Set problem » Copy out each line exactly as it appears.

Data to process »
- - - - - - -

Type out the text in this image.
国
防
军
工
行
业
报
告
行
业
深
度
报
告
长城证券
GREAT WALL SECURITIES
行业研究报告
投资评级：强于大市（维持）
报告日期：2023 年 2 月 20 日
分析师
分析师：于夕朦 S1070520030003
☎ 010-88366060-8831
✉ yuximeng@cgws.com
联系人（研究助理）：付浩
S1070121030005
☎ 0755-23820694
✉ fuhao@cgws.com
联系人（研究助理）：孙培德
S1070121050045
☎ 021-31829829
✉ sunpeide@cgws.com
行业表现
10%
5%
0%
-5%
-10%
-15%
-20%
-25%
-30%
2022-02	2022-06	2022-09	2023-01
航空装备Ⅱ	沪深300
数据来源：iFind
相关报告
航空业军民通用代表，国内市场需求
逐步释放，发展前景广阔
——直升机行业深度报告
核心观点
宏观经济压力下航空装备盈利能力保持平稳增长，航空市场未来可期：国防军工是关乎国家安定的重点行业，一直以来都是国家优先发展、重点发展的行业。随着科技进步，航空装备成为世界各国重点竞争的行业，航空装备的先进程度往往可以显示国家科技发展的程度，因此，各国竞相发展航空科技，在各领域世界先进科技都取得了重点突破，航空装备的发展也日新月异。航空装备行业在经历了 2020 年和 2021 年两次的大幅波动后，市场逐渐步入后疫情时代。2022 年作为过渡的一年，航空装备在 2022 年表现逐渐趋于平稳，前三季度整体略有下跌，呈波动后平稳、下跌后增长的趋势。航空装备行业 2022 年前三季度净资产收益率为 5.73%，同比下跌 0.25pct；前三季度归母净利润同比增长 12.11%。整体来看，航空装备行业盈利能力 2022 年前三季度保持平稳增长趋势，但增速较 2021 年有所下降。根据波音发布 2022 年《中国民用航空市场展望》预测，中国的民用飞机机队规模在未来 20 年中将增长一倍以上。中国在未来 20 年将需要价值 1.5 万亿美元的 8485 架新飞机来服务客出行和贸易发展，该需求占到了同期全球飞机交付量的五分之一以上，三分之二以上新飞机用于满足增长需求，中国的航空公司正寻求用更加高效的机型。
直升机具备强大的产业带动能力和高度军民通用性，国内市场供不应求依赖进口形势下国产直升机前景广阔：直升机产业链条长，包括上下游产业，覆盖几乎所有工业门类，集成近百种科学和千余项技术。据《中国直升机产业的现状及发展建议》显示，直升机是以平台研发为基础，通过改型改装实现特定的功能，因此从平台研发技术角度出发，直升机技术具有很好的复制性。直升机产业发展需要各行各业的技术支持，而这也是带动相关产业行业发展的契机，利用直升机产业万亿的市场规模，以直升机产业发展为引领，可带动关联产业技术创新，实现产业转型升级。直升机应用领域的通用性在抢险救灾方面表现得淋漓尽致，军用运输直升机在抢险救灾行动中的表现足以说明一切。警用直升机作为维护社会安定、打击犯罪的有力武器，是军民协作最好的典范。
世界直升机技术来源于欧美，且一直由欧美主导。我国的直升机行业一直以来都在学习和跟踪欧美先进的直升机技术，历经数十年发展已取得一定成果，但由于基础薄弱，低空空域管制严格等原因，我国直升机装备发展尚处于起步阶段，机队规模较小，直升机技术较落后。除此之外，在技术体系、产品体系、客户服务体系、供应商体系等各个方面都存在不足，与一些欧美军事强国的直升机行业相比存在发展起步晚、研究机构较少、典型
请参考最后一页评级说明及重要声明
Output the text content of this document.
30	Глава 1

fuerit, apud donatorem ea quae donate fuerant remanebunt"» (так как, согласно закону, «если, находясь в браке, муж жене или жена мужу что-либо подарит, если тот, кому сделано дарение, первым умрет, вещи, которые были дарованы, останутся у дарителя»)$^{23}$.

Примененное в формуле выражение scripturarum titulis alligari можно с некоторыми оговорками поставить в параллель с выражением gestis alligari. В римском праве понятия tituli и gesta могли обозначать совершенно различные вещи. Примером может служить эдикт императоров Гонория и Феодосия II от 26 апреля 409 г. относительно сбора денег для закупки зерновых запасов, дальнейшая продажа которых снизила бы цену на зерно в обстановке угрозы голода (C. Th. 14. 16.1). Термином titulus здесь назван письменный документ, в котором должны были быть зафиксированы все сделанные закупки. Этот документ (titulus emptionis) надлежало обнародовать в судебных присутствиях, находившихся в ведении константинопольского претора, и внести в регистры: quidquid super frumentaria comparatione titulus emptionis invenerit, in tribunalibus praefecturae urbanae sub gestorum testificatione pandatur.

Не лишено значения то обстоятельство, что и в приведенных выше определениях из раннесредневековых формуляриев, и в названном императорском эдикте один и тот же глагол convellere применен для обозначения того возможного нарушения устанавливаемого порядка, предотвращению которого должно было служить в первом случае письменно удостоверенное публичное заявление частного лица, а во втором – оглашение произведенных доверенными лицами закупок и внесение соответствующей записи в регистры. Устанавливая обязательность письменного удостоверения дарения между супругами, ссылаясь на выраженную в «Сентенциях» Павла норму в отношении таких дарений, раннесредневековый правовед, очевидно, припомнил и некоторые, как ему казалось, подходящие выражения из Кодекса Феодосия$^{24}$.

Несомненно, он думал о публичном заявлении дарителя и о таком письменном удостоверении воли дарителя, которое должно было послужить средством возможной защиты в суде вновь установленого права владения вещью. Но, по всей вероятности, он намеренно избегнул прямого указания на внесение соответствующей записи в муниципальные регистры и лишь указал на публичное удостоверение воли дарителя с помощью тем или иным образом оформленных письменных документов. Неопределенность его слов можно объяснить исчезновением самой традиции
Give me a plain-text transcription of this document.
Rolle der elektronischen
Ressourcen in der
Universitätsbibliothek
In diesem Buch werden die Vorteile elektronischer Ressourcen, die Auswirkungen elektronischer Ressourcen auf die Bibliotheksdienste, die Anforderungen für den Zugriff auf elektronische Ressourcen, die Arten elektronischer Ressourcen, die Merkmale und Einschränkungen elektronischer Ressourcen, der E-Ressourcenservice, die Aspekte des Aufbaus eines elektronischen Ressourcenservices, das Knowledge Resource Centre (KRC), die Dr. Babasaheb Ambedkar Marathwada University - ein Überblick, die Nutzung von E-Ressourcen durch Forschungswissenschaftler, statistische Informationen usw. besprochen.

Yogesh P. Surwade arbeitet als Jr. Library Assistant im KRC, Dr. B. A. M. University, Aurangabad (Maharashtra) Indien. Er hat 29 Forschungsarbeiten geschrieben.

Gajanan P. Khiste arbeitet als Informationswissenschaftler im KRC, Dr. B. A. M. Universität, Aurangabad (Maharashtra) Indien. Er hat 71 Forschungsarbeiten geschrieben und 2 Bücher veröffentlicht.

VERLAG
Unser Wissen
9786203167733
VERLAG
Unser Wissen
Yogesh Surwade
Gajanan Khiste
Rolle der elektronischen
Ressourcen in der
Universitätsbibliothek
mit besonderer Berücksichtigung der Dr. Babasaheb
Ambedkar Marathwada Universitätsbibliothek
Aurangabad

- - - - - - -

Finished exercise »
Type out the text in this image.
国
防
军
工
行
业
报
告
行
业
深
度
报
告
长城证券
GREAT WALL SECURITIES
行业研究报告
投资评级：强于大市（维持）
报告日期：2023 年 2 月 20 日
分析师
分析师：于夕朦 S1070520030003
☎ 010-88366060-8831
✉ yuximeng@cgws.com
联系人（研究助理）：付浩
S1070121030005
☎ 0755-23820694
✉ fuhao@cgws.com
联系人（研究助理）：孙培德
S1070121050045
☎ 021-31829829
✉ sunpeide@cgws.com
行业表现
10%
5%
0%
-5%
-10%
-15%
-20%
-25%
-30%
2022-02	2022-06	2022-09	2023-01
航空装备Ⅱ	沪深300
数据来源：iFind
相关报告
航空业军民通用代表，国内市场需求
逐步释放，发展前景广阔
——直升机行业深度报告
核心观点
宏观经济压力下航空装备盈利能力保持平稳增长，航空市场未来可期：国防军工是关乎国家安定的重点行业，一直以来都是国家优先发展、重点发展的行业。随着科技进步，航空装备成为世界各国重点竞争的行业，航空装备的先进程度往往可以显示国家科技发展的程度，因此，各国竞相发展航空科技，在各领域世界先进科技都取得了重点突破，航空装备的发展也日新月异。航空装备行业在经历了 2020 年和 2021 年两次的大幅波动后，市场逐渐步入后疫情时代。2022 年作为过渡的一年，航空装备在 2022 年表现逐渐趋于平稳，前三季度整体略有下跌，呈波动后平稳、下跌后增长的趋势。航空装备行业 2022 年前三季度净资产收益率为 5.73%，同比下跌 0.25pct；前三季度归母净利润同比增长 12.11%。整体来看，航空装备行业盈利能力 2022 年前三季度保持平稳增长趋势，但增速较 2021 年有所下降。根据波音发布 2022 年《中国民用航空市场展望》预测，中国的民用飞机机队规模在未来 20 年中将增长一倍以上。中国在未来 20 年将需要价值 1.5 万亿美元的 8485 架新飞机来服务客出行和贸易发展，该需求占到了同期全球飞机交付量的五分之一以上，三分之二以上新飞机用于满足增长需求，中国的航空公司正寻求用更加高效的机型。
直升机具备强大的产业带动能力和高度军民通用性，国内市场供不应求依赖进口形势下国产直升机前景广阔：直升机产业链条长，包括上下游产业，覆盖几乎所有工业门类，集成近百种科学和千余项技术。据《中国直升机产业的现状及发展建议》显示，直升机是以平台研发为基础，通过改型改装实现特定的功能，因此从平台研发技术角度出发，直升机技术具有很好的复制性。直升机产业发展需要各行各业的技术支持，而这也是带动相关产业行业发展的契机，利用直升机产业万亿的市场规模，以直升机产业发展为引领，可带动关联产业技术创新，实现产业转型升级。直升机应用领域的通用性在抢险救灾方面表现得淋漓尽致，军用运输直升机在抢险救灾行动中的表现足以说明一切。警用直升机作为维护社会安定、打击犯罪的有力武器，是军民协作最好的典范。
世界直升机技术来源于欧美，且一直由欧美主导。我国的直升机行业一直以来都在学习和跟踪欧美先进的直升机技术，历经数十年发展已取得一定成果，但由于基础薄弱，低空空域管制严格等原因，我国直升机装备发展尚处于起步阶段，机队规模较小，直升机技术较落后。除此之外，在技术体系、产品体系、客户服务体系、供应商体系等各个方面都存在不足，与一些欧美军事强国的直升机行业相比存在发展起步晚、研究机构较少、典型
请参考最后一页评级说明及重要声明
Output the text content of this document.
30	Глава 1

fuerit, apud donatorem ea quae donate fuerant remanebunt"» (так как, согласно закону, «если, находясь в браке, муж жене или жена мужу что-либо подарит, если тот, кому сделано дарение, первым умрет, вещи, которые были дарованы, останутся у дарителя»)$^{23}$.

Примененное в формуле выражение scripturarum titulis alligari можно с некоторыми оговорками поставить в параллель с выражением gestis alligari. В римском праве понятия tituli и gesta могли обозначать совершенно различные вещи. Примером может служить эдикт императоров Гонория и Феодосия II от 26 апреля 409 г. относительно сбора денег для закупки зерновых запасов, дальнейшая продажа которых снизила бы цену на зерно в обстановке угрозы голода (C. Th. 14. 16.1). Термином titulus здесь назван письменный документ, в котором должны были быть зафиксированы все сделанные закупки. Этот документ (titulus emptionis) надлежало обнародовать в судебных присутствиях, находившихся в ведении константинопольского претора, и внести в регистры: quidquid super frumentaria comparatione titulus emptionis invenerit, in tribunalibus praefecturae urbanae sub gestorum testificatione pandatur.

Не лишено значения то обстоятельство, что и в приведенных выше определениях из раннесредневековых формуляриев, и в названном императорском эдикте один и тот же глагол convellere применен для обозначения того возможного нарушения устанавливаемого порядка, предотвращению которого должно было служить в первом случае письменно удостоверенное публичное заявление частного лица, а во втором – оглашение произведенных доверенными лицами закупок и внесение соответствующей записи в регистры. Устанавливая обязательность письменного удостоверения дарения между супругами, ссылаясь на выраженную в «Сентенциях» Павла норму в отношении таких дарений, раннесредневековый правовед, очевидно, припомнил и некоторые, как ему казалось, подходящие выражения из Кодекса Феодосия$^{24}$.

Несомненно, он думал о публичном заявлении дарителя и о таком письменном удостоверении воли дарителя, которое должно было послужить средством возможной защиты в суде вновь установленого права владения вещью. Но, по всей вероятности, он намеренно избегнул прямого указания на внесение соответствующей записи в муниципальные регистры и лишь указал на публичное удостоверение воли дарителя с помощью тем или иным образом оформленных письменных документов. Неопределенность его слов можно объяснить исчезновением самой традиции
Give me a plain-text transcription of this document.
Rolle der elektronischen
Ressourcen in der
Universitätsbibliothek
In diesem Buch werden die Vorteile elektronischer Ressourcen, die Auswirkungen elektronischer Ressourcen auf die Bibliotheksdienste, die Anforderungen für den Zugriff auf elektronische Ressourcen, die Arten elektronischer Ressourcen, die Merkmale und Einschränkungen elektronischer Ressourcen, der E-Ressourcenservice, die Aspekte des Aufbaus eines elektronischen Ressourcenservices, das Knowledge Resource Centre (KRC), die Dr. Babasaheb Ambedkar Marathwada University - ein Überblick, die Nutzung von E-Ressourcen durch Forschungswissenschaftler, statistische Informationen usw. besprochen.

Yogesh P. Surwade arbeitet als Jr. Library Assistant im KRC, Dr. B. A. M. University, Aurangabad (Maharashtra) Indien. Er hat 29 Forschungsarbeiten geschrieben.

Gajanan P. Khiste arbeitet als Informationswissenschaftler im KRC, Dr. B. A. M. Universität, Aurangabad (Maharashtra) Indien. Er hat 71 Forschungsarbeiten geschrieben und 2 Bücher veröffentlicht.

VERLAG
Unser Wissen
9786203167733
VERLAG
Unser Wissen
Yogesh Surwade
Gajanan Khiste
Rolle der elektronischen
Ressourcen in der
Universitätsbibliothek
mit besonderer Berücksichtigung der Dr. Babasaheb
Ambedkar Marathwada Universitätsbibliothek
Aurangabad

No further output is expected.